Gather each line in the entries that includes the string "title".

(Rows from a dataset)
-- START --

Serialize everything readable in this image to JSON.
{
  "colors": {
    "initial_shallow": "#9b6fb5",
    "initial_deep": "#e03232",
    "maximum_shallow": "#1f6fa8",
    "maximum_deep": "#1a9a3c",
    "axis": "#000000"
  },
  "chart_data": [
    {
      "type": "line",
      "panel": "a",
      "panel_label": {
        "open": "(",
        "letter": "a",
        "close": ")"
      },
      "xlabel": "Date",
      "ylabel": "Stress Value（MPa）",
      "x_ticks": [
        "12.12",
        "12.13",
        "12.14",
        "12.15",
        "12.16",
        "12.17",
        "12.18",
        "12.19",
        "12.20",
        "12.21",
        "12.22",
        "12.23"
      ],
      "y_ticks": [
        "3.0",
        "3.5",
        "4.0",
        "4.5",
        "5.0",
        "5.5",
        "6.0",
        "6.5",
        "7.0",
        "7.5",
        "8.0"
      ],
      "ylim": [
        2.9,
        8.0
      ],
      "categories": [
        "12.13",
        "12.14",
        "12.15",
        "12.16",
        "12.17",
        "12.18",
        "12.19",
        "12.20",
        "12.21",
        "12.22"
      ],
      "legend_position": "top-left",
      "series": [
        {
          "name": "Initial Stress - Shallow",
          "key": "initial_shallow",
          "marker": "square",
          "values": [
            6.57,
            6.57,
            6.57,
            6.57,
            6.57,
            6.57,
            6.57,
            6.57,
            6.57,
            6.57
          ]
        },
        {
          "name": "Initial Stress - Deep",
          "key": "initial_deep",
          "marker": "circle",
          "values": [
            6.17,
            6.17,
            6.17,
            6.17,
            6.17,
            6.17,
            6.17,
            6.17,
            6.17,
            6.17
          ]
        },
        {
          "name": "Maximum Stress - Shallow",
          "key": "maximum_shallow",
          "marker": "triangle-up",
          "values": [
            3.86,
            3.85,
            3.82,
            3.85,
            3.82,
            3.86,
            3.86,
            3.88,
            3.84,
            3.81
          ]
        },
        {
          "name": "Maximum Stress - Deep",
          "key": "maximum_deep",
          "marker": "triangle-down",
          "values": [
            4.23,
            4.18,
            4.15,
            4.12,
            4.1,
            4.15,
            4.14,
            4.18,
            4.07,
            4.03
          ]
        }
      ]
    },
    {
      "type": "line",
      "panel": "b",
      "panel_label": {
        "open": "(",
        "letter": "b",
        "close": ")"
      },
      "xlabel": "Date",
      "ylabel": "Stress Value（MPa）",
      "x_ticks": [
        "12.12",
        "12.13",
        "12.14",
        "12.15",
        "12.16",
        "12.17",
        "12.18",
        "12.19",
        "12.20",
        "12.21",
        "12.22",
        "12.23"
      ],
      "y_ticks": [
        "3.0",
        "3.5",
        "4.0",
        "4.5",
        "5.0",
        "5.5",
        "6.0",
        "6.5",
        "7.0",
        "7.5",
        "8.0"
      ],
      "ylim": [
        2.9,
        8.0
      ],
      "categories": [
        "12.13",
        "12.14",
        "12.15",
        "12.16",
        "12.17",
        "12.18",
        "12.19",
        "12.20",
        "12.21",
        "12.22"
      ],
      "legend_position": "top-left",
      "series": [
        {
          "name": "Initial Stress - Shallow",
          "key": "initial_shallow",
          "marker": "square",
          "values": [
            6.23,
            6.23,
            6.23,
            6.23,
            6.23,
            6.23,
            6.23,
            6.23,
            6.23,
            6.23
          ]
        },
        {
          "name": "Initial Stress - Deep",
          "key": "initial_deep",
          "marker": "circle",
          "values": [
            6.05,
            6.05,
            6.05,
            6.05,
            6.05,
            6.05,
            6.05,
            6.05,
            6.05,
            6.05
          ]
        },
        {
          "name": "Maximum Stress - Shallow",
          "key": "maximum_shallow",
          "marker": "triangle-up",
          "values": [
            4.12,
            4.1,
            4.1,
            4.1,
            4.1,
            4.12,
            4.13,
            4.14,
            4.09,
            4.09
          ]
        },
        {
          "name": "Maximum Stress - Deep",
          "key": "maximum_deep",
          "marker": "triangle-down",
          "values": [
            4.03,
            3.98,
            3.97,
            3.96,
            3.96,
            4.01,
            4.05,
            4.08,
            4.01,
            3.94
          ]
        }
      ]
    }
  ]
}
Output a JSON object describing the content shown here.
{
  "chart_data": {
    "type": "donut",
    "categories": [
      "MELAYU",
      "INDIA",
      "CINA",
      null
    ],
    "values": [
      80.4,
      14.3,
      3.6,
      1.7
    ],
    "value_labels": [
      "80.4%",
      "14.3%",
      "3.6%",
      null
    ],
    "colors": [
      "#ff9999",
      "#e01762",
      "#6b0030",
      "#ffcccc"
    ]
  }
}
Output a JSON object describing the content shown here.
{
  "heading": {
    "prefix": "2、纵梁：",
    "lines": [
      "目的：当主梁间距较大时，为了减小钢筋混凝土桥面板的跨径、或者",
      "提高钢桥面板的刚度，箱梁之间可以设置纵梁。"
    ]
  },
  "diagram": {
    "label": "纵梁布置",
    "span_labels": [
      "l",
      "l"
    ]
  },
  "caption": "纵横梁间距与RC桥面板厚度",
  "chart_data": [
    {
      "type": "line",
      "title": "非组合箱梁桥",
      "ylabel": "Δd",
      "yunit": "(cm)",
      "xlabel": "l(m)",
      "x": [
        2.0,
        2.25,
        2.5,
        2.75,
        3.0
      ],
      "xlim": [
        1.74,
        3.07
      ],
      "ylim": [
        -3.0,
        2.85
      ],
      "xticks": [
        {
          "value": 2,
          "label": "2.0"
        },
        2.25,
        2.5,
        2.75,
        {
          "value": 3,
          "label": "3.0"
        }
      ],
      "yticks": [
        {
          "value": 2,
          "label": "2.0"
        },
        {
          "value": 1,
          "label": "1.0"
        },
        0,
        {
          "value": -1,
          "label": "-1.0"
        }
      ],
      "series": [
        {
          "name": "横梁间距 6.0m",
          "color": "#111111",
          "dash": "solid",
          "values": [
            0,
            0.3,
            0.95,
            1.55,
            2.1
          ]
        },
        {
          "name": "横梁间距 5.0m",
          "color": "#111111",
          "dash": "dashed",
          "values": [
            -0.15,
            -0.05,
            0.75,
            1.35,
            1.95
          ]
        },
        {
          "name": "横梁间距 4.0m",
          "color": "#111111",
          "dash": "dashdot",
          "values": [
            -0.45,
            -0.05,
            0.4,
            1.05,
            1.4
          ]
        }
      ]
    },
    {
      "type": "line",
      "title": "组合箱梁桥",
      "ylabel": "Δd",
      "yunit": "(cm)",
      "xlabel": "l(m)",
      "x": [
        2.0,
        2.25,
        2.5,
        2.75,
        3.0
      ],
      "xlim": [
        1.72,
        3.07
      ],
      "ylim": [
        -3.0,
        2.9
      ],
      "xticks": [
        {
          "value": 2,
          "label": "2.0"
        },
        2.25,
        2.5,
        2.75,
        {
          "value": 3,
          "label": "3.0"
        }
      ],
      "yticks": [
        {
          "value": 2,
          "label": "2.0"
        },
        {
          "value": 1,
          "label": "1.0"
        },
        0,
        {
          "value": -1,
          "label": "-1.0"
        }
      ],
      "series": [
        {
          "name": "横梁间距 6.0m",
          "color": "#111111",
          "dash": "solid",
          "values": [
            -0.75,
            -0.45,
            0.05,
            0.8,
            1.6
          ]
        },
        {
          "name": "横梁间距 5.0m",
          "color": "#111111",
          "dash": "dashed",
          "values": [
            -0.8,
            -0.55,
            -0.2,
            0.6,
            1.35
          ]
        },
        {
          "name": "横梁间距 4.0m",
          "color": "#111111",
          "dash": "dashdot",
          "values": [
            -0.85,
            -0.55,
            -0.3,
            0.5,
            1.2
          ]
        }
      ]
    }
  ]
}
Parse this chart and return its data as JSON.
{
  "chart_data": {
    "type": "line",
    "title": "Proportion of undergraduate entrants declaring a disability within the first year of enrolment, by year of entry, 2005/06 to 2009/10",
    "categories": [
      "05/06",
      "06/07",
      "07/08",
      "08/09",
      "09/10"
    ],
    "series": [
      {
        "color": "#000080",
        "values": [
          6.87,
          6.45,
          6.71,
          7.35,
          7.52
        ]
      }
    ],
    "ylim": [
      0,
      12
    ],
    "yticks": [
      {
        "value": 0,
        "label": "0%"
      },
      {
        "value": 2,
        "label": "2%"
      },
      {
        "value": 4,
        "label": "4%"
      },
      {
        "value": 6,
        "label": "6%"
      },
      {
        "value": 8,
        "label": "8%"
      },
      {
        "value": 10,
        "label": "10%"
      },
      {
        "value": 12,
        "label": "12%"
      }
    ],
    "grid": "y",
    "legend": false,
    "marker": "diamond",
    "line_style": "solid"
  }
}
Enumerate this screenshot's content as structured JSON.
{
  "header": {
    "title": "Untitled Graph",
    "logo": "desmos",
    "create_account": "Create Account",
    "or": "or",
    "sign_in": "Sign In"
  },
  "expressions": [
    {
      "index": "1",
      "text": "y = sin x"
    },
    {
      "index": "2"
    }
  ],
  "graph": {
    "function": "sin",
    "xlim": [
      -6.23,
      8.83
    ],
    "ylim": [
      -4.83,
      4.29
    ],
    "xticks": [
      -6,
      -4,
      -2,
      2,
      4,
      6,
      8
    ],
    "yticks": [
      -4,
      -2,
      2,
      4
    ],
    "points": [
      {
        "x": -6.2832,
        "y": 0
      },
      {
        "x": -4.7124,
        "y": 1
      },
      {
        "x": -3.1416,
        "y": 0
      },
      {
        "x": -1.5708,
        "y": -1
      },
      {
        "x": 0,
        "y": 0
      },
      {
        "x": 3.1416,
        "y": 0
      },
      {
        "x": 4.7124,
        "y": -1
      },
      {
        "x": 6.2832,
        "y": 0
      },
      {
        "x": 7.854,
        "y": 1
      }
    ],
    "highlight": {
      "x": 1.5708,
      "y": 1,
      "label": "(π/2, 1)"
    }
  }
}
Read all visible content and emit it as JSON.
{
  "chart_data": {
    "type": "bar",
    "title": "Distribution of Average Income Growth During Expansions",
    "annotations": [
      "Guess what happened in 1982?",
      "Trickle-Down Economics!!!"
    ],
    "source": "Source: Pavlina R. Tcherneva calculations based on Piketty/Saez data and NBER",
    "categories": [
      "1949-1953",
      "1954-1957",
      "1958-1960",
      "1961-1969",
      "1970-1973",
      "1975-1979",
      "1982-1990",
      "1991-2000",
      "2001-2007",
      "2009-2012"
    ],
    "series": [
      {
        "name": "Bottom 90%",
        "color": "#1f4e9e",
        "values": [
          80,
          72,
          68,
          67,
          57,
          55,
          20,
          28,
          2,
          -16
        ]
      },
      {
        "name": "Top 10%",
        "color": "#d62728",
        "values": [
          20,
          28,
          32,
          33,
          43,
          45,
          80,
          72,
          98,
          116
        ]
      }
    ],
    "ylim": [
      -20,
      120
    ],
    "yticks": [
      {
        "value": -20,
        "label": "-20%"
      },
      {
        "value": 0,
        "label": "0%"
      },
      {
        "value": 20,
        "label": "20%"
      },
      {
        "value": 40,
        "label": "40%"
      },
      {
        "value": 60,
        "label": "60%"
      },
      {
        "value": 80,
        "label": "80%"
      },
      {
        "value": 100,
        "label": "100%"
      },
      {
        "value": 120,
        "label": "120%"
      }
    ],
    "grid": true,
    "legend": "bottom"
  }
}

-- END --

→ Correct result:
      "title": "非组合箱梁桥",
      "title": "组合箱梁桥",
    "title": "Proportion of undergraduate entrants declaring a disability within the first year of enrolment, by year of entry, 2005/06 to 2009/10",
    "title": "Untitled Graph",
    "title": "Distribution of Average Income Growth During Expansions",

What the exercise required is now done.